* Description of the task *
Produce a word-for-word copy of the listing below without its pictures.

### Data provided ###

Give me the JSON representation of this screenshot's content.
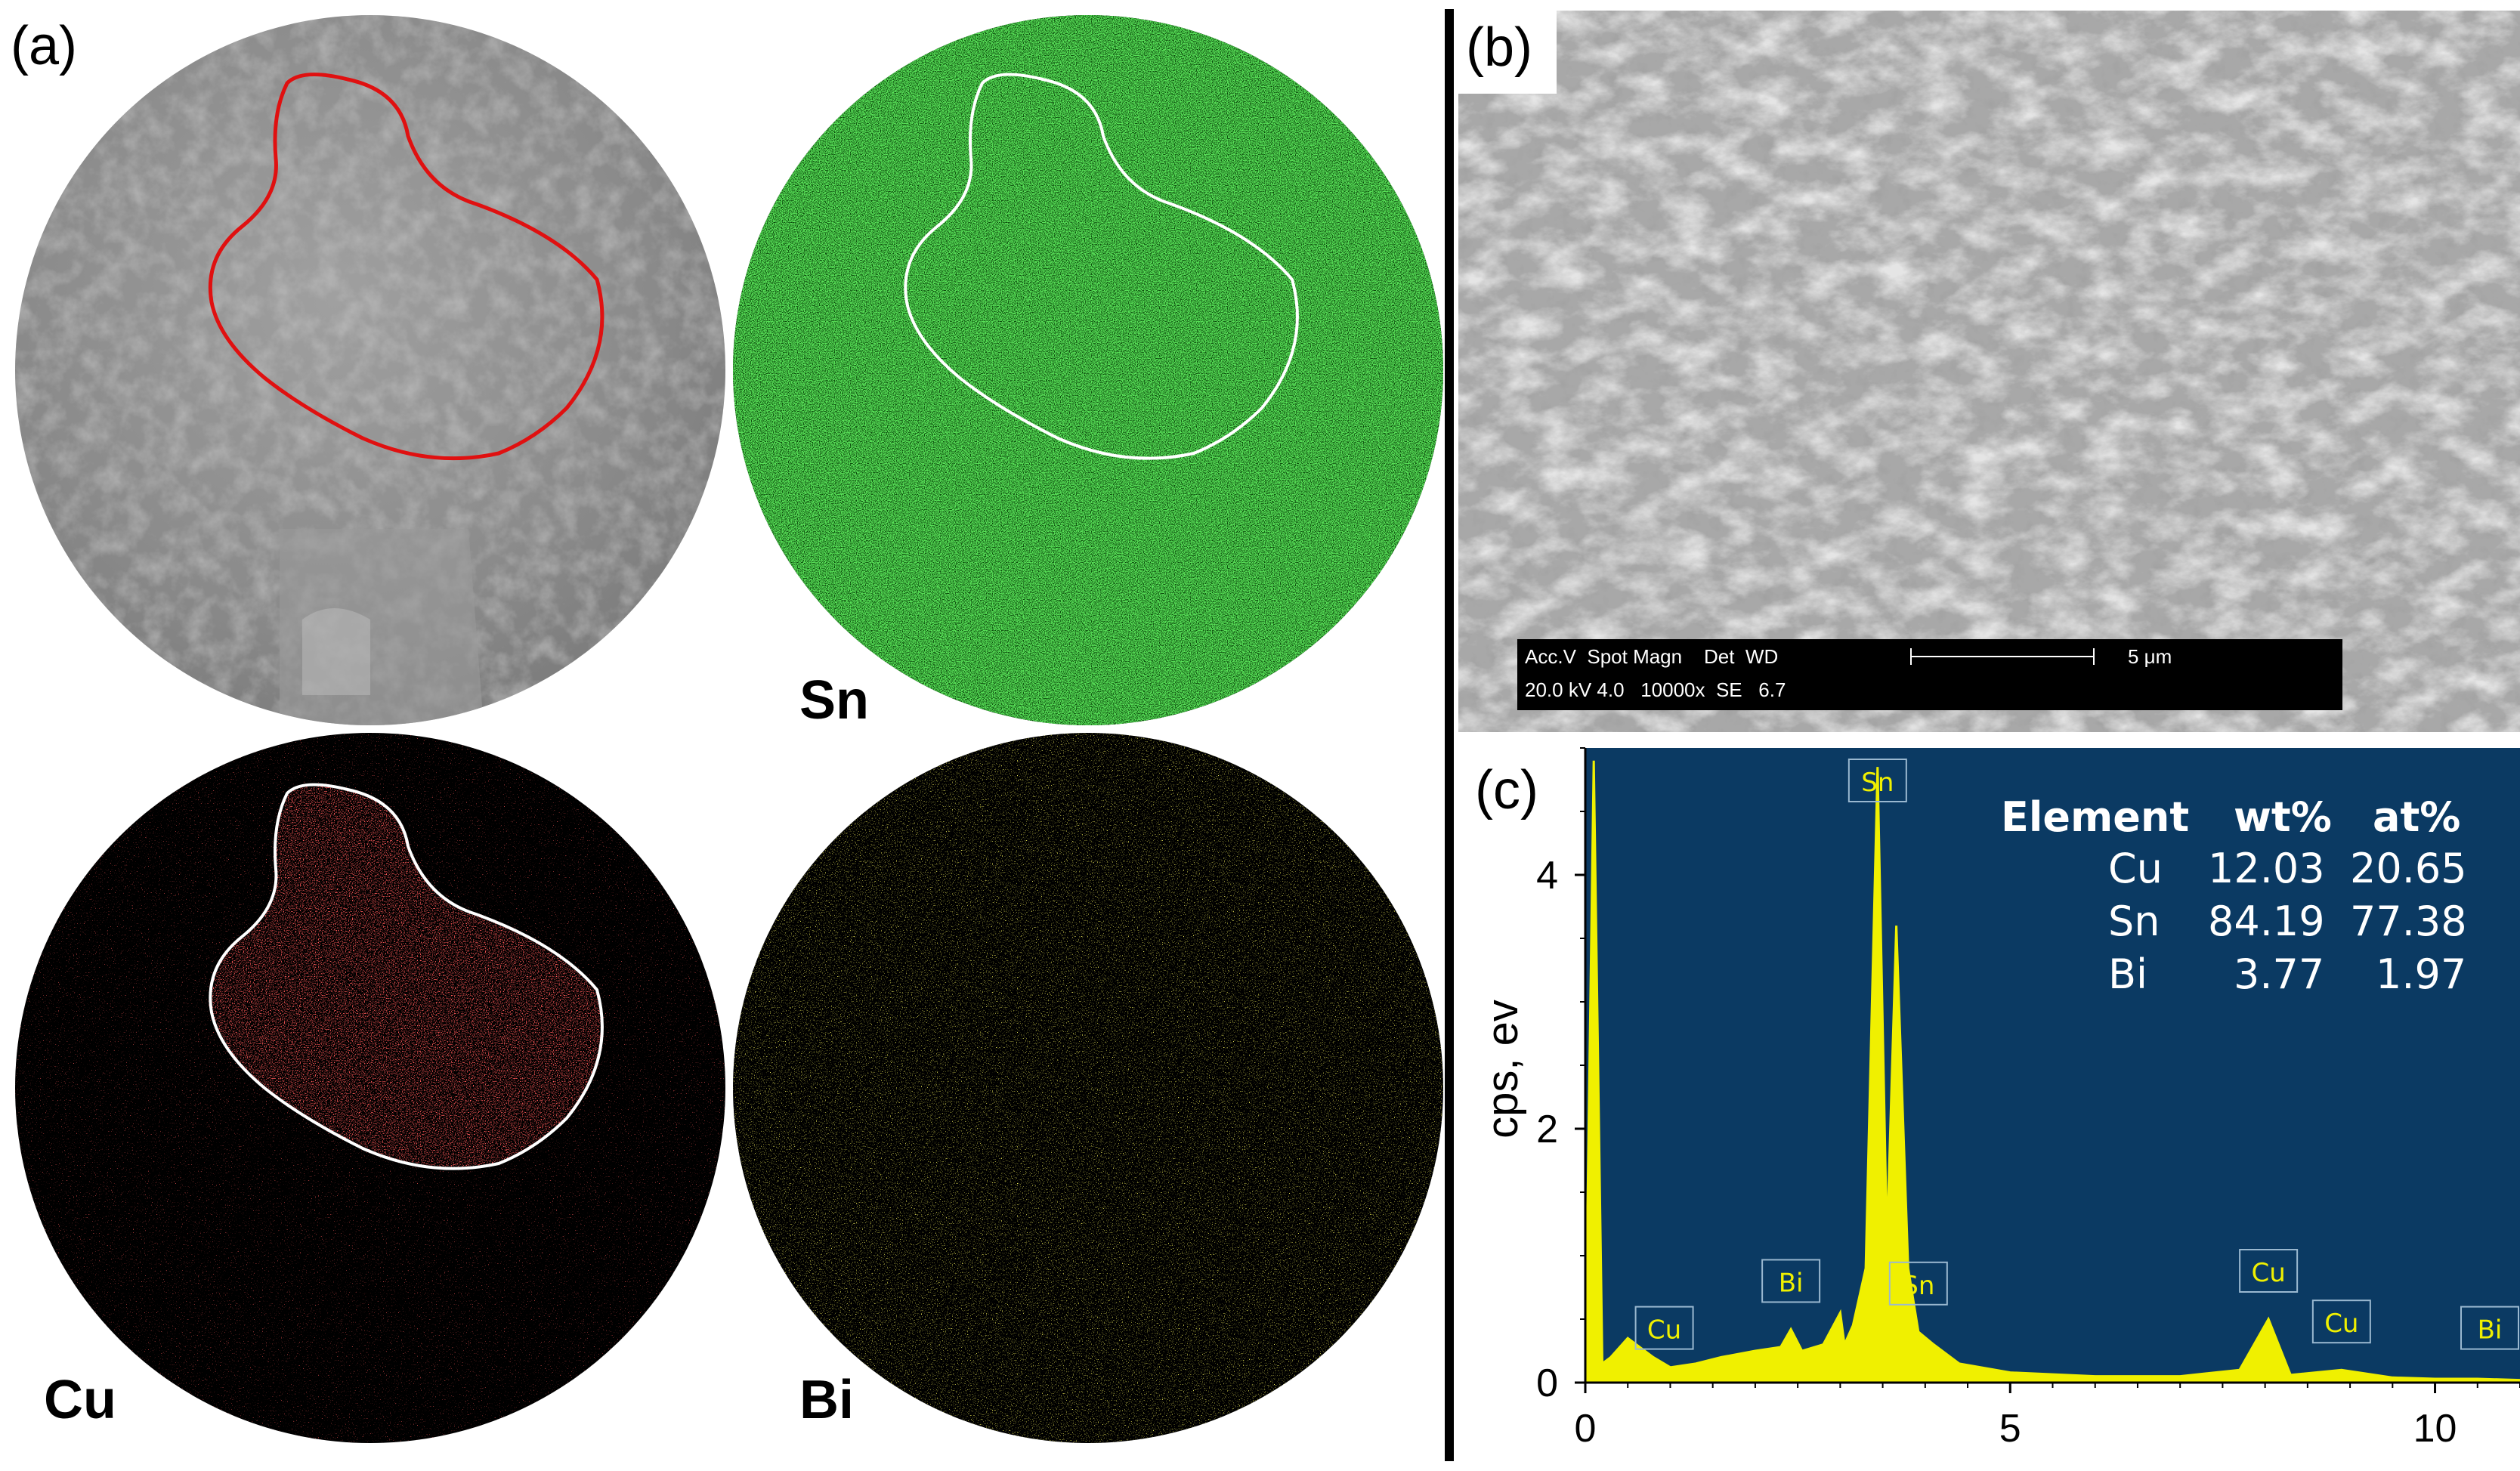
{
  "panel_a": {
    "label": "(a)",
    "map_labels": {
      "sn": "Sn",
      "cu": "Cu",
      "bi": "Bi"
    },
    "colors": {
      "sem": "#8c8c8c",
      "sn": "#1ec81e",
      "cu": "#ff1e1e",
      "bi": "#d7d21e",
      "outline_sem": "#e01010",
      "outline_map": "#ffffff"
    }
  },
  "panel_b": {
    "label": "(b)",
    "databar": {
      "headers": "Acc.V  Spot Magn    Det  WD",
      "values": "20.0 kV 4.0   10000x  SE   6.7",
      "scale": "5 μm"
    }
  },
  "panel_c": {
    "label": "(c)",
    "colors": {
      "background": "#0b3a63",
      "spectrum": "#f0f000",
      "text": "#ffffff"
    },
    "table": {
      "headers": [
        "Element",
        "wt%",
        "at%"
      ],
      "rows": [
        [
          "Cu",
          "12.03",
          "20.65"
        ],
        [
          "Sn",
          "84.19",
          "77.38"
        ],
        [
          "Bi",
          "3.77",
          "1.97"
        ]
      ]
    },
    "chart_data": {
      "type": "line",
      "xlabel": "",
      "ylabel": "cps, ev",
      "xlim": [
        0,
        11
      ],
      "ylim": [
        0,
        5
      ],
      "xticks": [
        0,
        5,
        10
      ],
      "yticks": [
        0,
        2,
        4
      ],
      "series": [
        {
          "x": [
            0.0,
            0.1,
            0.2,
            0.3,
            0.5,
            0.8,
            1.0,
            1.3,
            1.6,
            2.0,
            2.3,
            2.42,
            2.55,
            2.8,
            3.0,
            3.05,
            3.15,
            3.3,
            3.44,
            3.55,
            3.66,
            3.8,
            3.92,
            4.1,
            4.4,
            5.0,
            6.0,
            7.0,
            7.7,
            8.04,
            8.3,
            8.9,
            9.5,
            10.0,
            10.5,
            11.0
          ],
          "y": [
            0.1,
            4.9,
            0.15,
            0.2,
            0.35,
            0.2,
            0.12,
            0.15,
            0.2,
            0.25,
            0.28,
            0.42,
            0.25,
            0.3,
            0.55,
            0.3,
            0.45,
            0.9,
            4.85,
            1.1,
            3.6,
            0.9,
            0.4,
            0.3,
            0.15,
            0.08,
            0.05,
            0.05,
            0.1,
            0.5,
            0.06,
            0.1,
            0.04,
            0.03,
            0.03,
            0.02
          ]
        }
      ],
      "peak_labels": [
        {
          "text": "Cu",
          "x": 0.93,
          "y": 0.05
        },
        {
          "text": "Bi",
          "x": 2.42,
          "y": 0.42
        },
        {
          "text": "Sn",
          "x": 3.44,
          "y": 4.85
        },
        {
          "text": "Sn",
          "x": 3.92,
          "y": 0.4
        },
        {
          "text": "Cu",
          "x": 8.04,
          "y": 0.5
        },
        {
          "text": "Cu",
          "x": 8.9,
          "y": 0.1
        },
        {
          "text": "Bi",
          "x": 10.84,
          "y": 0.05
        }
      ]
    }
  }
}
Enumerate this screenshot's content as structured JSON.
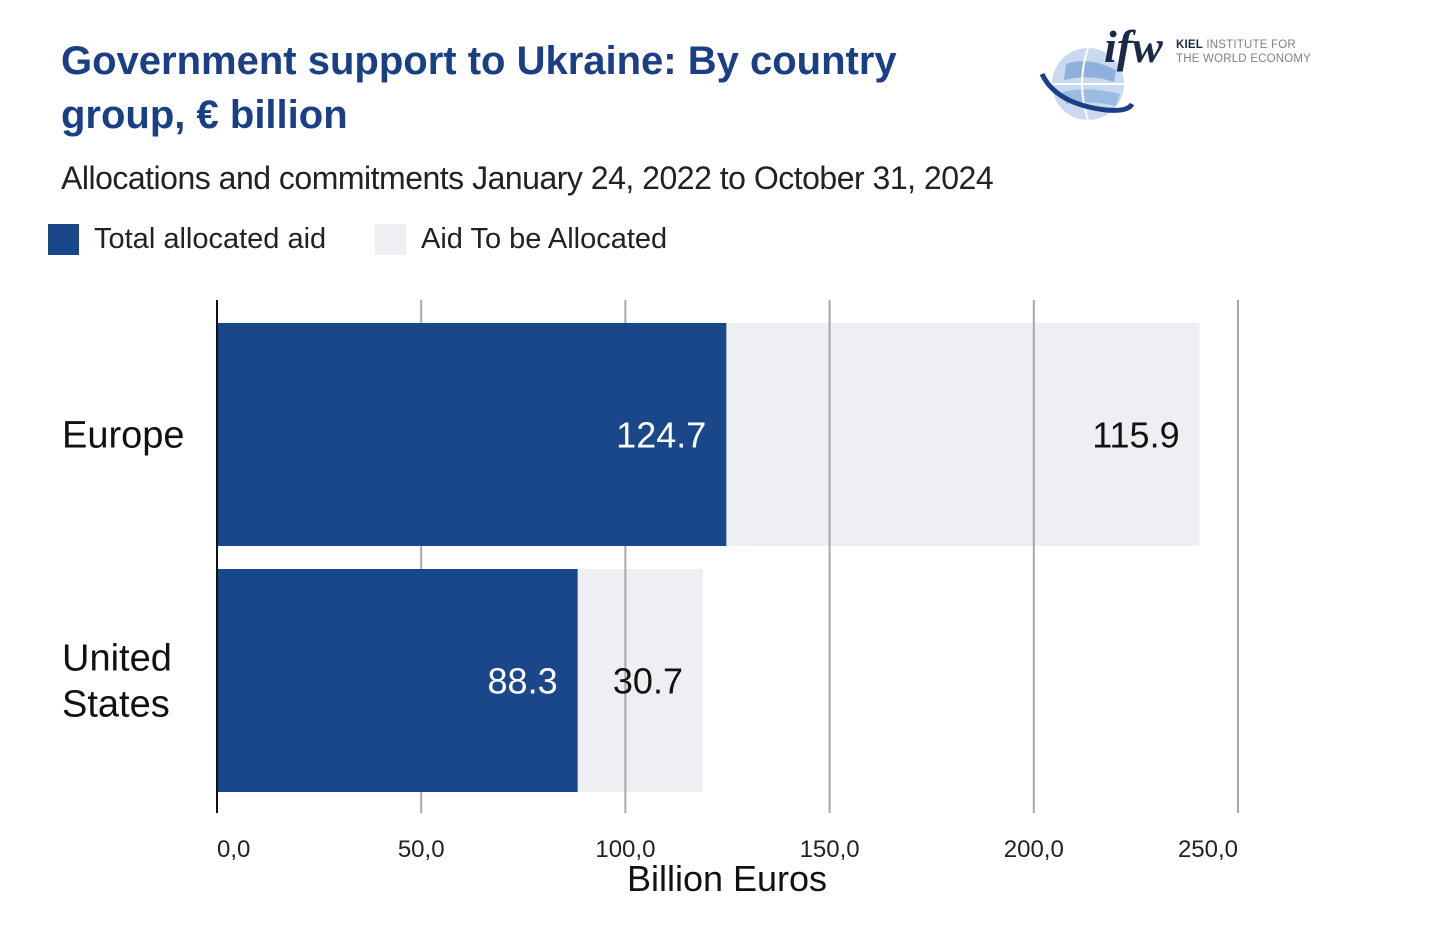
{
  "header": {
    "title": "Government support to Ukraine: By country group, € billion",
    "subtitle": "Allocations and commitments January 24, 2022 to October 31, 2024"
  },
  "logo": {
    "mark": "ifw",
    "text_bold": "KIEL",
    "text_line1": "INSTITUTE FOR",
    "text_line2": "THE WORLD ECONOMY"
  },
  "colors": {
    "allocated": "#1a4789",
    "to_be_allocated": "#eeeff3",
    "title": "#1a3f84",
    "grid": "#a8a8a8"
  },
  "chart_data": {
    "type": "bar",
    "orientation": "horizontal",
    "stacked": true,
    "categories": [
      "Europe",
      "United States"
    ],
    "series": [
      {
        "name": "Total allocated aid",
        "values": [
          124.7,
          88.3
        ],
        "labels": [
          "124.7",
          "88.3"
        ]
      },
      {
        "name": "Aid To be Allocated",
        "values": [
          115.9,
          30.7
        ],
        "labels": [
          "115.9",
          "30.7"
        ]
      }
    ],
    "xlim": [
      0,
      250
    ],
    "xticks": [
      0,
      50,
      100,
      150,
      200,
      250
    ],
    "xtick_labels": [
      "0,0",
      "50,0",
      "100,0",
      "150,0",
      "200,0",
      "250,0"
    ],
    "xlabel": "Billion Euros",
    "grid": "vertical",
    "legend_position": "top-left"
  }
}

###

* Expected output *
Give me the JSON representation of this screenshot's content.
{
  "panel_a": {
    "label": "(a)",
    "map_labels": {
      "sn": "Sn",
      "cu": "Cu",
      "bi": "Bi"
    },
    "colors": {
      "sem": "#8c8c8c",
      "sn": "#1ec81e",
      "cu": "#ff1e1e",
      "bi": "#d7d21e",
      "outline_sem": "#e01010",
      "outline_map": "#ffffff"
    }
  },
  "panel_b": {
    "label": "(b)",
    "databar": {
      "headers": "Acc.V  Spot Magn    Det  WD",
      "values": "20.0 kV 4.0   10000x  SE   6.7",
      "scale": "5 μm"
    }
  },
  "panel_c": {
    "label": "(c)",
    "colors": {
      "background": "#0b3a63",
      "spectrum": "#f0f000",
      "text": "#ffffff"
    },
    "table": {
      "headers": [
        "Element",
        "wt%",
        "at%"
      ],
      "rows": [
        [
          "Cu",
          "12.03",
          "20.65"
        ],
        [
          "Sn",
          "84.19",
          "77.38"
        ],
        [
          "Bi",
          "3.77",
          "1.97"
        ]
      ]
    },
    "chart_data": {
      "type": "line",
      "xlabel": "",
      "ylabel": "cps, ev",
      "xlim": [
        0,
        11
      ],
      "ylim": [
        0,
        5
      ],
      "xticks": [
        0,
        5,
        10
      ],
      "yticks": [
        0,
        2,
        4
      ],
      "series": [
        {
          "x": [
            0.0,
            0.1,
            0.2,
            0.3,
            0.5,
            0.8,
            1.0,
            1.3,
            1.6,
            2.0,
            2.3,
            2.42,
            2.55,
            2.8,
            3.0,
            3.05,
            3.15,
            3.3,
            3.44,
            3.55,
            3.66,
            3.8,
            3.92,
            4.1,
            4.4,
            5.0,
            6.0,
            7.0,
            7.7,
            8.04,
            8.3,
            8.9,
            9.5,
            10.0,
            10.5,
            11.0
          ],
          "y": [
            0.1,
            4.9,
            0.15,
            0.2,
            0.35,
            0.2,
            0.12,
            0.15,
            0.2,
            0.25,
            0.28,
            0.42,
            0.25,
            0.3,
            0.55,
            0.3,
            0.45,
            0.9,
            4.85,
            1.1,
            3.6,
            0.9,
            0.4,
            0.3,
            0.15,
            0.08,
            0.05,
            0.05,
            0.1,
            0.5,
            0.06,
            0.1,
            0.04,
            0.03,
            0.03,
            0.02
          ]
        }
      ],
      "peak_labels": [
        {
          "text": "Cu",
          "x": 0.93,
          "y": 0.05
        },
        {
          "text": "Bi",
          "x": 2.42,
          "y": 0.42
        },
        {
          "text": "Sn",
          "x": 3.44,
          "y": 4.85
        },
        {
          "text": "Sn",
          "x": 3.92,
          "y": 0.4
        },
        {
          "text": "Cu",
          "x": 8.04,
          "y": 0.5
        },
        {
          "text": "Cu",
          "x": 8.9,
          "y": 0.1
        },
        {
          "text": "Bi",
          "x": 10.84,
          "y": 0.05
        }
      ]
    }
  }
}
Enumerate this screenshot's content as structured JSON.
{
  "header": {
    "title": "Government support to Ukraine: By country group, € billion",
    "subtitle": "Allocations and commitments January 24, 2022 to October 31, 2024"
  },
  "logo": {
    "mark": "ifw",
    "text_bold": "KIEL",
    "text_line1": "INSTITUTE FOR",
    "text_line2": "THE WORLD ECONOMY"
  },
  "colors": {
    "allocated": "#1a4789",
    "to_be_allocated": "#eeeff3",
    "title": "#1a3f84",
    "grid": "#a8a8a8"
  },
  "chart_data": {
    "type": "bar",
    "orientation": "horizontal",
    "stacked": true,
    "categories": [
      "Europe",
      "United States"
    ],
    "series": [
      {
        "name": "Total allocated aid",
        "values": [
          124.7,
          88.3
        ],
        "labels": [
          "124.7",
          "88.3"
        ]
      },
      {
        "name": "Aid To be Allocated",
        "values": [
          115.9,
          30.7
        ],
        "labels": [
          "115.9",
          "30.7"
        ]
      }
    ],
    "xlim": [
      0,
      250
    ],
    "xticks": [
      0,
      50,
      100,
      150,
      200,
      250
    ],
    "xtick_labels": [
      "0,0",
      "50,0",
      "100,0",
      "150,0",
      "200,0",
      "250,0"
    ],
    "xlabel": "Billion Euros",
    "grid": "vertical",
    "legend_position": "top-left"
  }
}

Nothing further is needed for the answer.